*** Source document

20th Century Fox is re-releasing Titanic 3D in April 2012 to coincide with the 100th anniversary of the original tragedy. Cameron said that the timing of the release, 15 years after the film’s first bow, would give audiences an opportunity to see the movie on the big screen, many of them for the first time.
“There is a huge audience that has never seen Titanic on the big screen,” he said. “There’s a huge number who weren’t born when it first came out. I actually think there is a huge number of people who were born because of Titanic because it is such a great date movie.” Cameron emphasized that the new release was not just about 3D. Before starting the conversion process, he created a 4k digital master of the original 35mm Titanic print, a master that will be used to deliver new, cleaner versions of the film in all formats – including 2D and 35 mm. “This is more about Titanic returning to the theaters than just 3D,” Cameron said.
“Titanic was a big screen experience. Titanic didn’t set records in home video, it set records in the theaters. Especially international, where it made double the national box office.” Cameron reflected on how European exhibitors conference CineEurope, which turns 20 this year, has been the site of so many “major milestones in my life and career.” He recalled how in 1997 he screened the first promo reel of Titanic here. In 2005, he returned to talk up the future potential of 3D. And three years ago, Cameron was back in Amsterdam, this time to screen a promo reel of a risky new 3D film called Avatar.

******
*** Data extracts

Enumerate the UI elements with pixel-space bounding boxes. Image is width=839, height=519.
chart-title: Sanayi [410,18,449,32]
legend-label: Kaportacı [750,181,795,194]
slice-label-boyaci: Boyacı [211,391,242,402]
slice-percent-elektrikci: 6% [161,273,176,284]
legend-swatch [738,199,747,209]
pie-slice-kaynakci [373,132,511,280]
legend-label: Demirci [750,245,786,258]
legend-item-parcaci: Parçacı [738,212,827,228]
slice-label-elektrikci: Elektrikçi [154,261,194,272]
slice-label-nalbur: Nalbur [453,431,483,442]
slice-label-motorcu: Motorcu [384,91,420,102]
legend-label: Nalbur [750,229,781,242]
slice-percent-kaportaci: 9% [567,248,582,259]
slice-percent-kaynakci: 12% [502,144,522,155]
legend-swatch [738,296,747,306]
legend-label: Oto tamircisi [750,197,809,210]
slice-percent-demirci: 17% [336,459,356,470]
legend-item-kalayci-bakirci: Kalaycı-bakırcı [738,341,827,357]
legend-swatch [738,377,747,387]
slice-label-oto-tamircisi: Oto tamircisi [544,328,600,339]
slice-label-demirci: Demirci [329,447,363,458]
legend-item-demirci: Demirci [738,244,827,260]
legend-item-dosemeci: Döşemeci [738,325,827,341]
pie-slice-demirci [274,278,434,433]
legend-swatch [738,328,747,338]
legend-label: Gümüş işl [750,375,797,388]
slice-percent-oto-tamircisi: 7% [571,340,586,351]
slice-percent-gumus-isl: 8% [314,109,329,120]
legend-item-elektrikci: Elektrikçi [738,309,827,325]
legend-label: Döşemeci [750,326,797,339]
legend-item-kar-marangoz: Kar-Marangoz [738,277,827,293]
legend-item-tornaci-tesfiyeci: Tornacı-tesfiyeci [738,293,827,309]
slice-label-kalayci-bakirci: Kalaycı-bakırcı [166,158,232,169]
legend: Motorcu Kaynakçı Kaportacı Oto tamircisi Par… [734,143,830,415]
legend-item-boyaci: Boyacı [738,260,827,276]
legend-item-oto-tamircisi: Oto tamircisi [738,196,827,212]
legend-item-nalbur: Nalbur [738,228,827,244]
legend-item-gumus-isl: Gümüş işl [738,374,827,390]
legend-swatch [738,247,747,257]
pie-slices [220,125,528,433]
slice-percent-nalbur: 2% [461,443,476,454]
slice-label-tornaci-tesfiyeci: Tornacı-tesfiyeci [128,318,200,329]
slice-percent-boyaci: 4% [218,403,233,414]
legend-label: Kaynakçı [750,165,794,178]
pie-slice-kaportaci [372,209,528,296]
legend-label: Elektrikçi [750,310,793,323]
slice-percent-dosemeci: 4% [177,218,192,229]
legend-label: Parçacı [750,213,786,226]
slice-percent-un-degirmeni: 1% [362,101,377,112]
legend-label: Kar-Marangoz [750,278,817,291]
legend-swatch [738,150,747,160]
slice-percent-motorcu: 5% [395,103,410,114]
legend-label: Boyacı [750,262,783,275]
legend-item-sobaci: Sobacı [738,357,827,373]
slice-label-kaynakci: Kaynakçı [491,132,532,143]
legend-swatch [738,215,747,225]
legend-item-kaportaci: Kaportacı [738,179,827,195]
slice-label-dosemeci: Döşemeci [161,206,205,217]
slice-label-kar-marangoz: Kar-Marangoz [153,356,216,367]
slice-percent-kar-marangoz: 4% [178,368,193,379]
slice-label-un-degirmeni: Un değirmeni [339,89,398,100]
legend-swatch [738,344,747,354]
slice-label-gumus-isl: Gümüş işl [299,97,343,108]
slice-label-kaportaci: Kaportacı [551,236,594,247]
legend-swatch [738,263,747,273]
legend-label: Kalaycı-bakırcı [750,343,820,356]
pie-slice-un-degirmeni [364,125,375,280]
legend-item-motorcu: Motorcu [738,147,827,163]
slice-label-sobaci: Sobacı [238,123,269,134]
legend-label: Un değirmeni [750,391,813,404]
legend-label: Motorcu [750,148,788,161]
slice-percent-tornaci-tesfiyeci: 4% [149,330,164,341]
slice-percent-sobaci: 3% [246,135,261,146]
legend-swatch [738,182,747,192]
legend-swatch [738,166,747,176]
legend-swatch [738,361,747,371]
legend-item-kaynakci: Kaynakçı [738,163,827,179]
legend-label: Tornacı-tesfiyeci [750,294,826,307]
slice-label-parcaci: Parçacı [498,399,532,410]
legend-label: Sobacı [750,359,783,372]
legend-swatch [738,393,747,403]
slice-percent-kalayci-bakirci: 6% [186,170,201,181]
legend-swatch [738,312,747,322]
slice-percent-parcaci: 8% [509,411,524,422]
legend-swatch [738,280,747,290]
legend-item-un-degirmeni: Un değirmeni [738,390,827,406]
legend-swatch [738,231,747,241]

******

▶ _Work task 1_
According to the Titanic 3D article, what did Cameron create before starting the conversion process?
▶ _Work task 2_
In the Titanic 3D article, rewrite everything from "20th Century Fox" down to "the first time.", changing "20th Century Fox" to "Paramount".
▶ _Work task 3_
Write what comes next in the Titanic 3D article, picking up after its last sentence.

▶ _Written response 1_
A 4k digital master of the original 35mm Titanic print.

▶ _Written response 2_
Paramount is re-releasing Titanic 3D in April 2012 to coincide with the 100th anniversary of the original tragedy. Cameron said that the timing of the release, 15 years after the film’s first bow, would give audiences an opportunity to see the movie on the big screen, many of them for the first time.

▶ _Written response 3_
“When I showed Titanic here (in 1997) it was a terrible time in my life. I was being excoriated in the press,” Cameron recalled. “If you remember at the time, it was the ‘3 hour chick flick where everyone knew the ending.’ They were saying ‘I don’t think so’ but the international exhibition community saw something in that reel and they, together with 20th Century Fox, turned Titanic into an international hit.”
Cameron is hoping for big things the second time around too. He cited the rapid rollout of 3D cinemas in previously barren markets such as Russia and Eastern Europe to argue that lightning could strike twice for Titanic 3D. “There are huge markets in Eastern Europe, in Russia, that have never seen this film except on pirated DVDs. Now there are thousands of 3D screens and audiences in Russia, Eastern Europe, in China who have never seen this film on the big screen.”
Judging by the enthusiastic response of CineEurope attendees at the screening, Cameron has Europe’s theater owners behind him as Titanic 3D prepares to set sail. “Titanic broke all the rules and it broke all the records,” Cameron said in closing. “Let’s break all the rules again and let’s break all the records again.”